SDK MCP Servers fail with "ProcessTransport is not ready for writing" error - Tool functions never execute

## Issue Title
     SDK MCP Servers fail with "ProcessTransport is not ready for writing" error - Tool functions never execute

     ## Issue Labels
     - bug
     - high priority
     - sdk-mcp-servers

     ---

     ## Issue Description

     ### Summary
     The Python Claude Agent SDK (v0.1.4) fails to execute custom tool functions when using SDK MCP servers created with `create_sdk_mcp_server()`. The SDK throws a `CLIConnectionError: ProcessTransport is not
     ready for writing` error during control protocol communication, preventing tool execution entirely.

     ### Environment
     - **Python SDK Version**: 0.1.4 (latest)
     - **Claude Code CLI Version**: 2.0.21
     - **Python Version**: 3.13.3
     - **Operating System**: macOS 14.6.0 (Darwin 24.6.0)

[Page layout parsing data]
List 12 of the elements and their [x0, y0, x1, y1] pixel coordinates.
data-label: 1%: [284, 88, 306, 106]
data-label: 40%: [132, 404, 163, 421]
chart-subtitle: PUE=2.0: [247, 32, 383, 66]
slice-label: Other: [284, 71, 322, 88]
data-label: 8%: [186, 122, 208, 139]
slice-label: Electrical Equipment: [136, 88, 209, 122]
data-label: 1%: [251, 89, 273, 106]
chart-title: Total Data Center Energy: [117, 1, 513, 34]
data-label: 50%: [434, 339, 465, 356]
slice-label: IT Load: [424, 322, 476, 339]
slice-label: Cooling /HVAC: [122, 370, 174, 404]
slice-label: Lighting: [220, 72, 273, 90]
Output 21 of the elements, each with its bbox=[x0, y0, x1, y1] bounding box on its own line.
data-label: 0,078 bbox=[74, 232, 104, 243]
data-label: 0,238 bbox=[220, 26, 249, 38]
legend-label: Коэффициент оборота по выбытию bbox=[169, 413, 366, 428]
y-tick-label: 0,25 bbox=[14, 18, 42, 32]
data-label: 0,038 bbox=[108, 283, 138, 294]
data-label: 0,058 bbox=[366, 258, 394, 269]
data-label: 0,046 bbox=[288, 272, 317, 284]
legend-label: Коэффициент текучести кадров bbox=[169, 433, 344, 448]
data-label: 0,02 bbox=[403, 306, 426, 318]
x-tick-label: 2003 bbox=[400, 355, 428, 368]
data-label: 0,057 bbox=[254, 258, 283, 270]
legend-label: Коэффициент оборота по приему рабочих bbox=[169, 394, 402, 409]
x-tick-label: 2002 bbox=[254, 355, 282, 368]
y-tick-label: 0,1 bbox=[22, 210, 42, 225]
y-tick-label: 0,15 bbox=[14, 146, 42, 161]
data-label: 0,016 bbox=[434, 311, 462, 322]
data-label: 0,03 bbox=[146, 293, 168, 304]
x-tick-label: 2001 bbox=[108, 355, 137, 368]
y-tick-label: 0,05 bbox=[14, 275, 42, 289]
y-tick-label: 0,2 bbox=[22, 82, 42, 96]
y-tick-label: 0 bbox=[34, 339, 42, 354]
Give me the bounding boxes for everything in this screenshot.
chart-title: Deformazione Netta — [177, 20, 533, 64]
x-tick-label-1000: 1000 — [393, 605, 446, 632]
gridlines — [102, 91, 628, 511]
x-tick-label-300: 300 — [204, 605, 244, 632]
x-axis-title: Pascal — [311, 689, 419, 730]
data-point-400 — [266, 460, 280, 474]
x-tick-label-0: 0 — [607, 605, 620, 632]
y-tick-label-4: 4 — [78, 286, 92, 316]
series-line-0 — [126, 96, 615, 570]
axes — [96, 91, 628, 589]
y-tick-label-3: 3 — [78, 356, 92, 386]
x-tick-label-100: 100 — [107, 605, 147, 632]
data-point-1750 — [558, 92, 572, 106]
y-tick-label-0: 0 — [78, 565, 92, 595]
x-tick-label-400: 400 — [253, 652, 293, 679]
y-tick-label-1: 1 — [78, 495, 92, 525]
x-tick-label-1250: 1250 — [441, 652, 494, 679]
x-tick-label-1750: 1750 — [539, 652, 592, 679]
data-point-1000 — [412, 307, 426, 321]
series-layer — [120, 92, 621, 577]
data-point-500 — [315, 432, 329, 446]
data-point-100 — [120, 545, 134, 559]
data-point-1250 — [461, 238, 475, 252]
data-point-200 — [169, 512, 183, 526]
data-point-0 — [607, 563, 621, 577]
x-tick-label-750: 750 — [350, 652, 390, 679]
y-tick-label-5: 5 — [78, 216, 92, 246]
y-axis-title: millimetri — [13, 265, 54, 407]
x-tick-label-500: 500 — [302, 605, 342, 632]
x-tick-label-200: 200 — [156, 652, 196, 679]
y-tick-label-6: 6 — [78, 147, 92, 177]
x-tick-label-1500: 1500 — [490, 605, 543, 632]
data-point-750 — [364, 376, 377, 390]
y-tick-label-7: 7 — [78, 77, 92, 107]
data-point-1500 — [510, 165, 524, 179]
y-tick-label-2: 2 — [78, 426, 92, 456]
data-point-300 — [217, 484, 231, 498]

Using the information:
A - Answer these questions from the bug report on SDK MCP servers:
(i) Which function is used to create the SDK MCP servers?
(ii) What Claude Code CLI version is listed?
(iii) What Python version is listed?
B - In the bug report on SDK MCP servers, rewrite the paragraph beginning "The Python Claude Agent SDK (v0.1.4) fails" as a short bulleted list that keeps its main facts.
C - Based on the bug report on SDK MCP servers, state whether each statement agrees with the text. Answer yes or no and quote the deciding words.
(i) The issue carries a high-priority label.
(ii) The problem was observed on Windows.
(iii) The error is thrown during control protocol communication.

Solved problems:
A -
(i) `create_sdk_mcp_server()`
(ii) 2.0.21
(iii) 3.13.3

B -
- Affected: Python Claude Agent SDK v0.1.4
- Problem: custom tool functions fail to execute with SDK MCP servers created via `create_sdk_mcp_server()`
- Error: `CLIConnectionError: ProcessTransport is not ready for writing`, thrown during control protocol communication
- Result: tool execution is prevented entirely

C -
(i) Yes: "high priority"
(ii) No: "macOS 14.6.0 (Darwin 24.6.0)"
(iii) Yes: "during control protocol communication"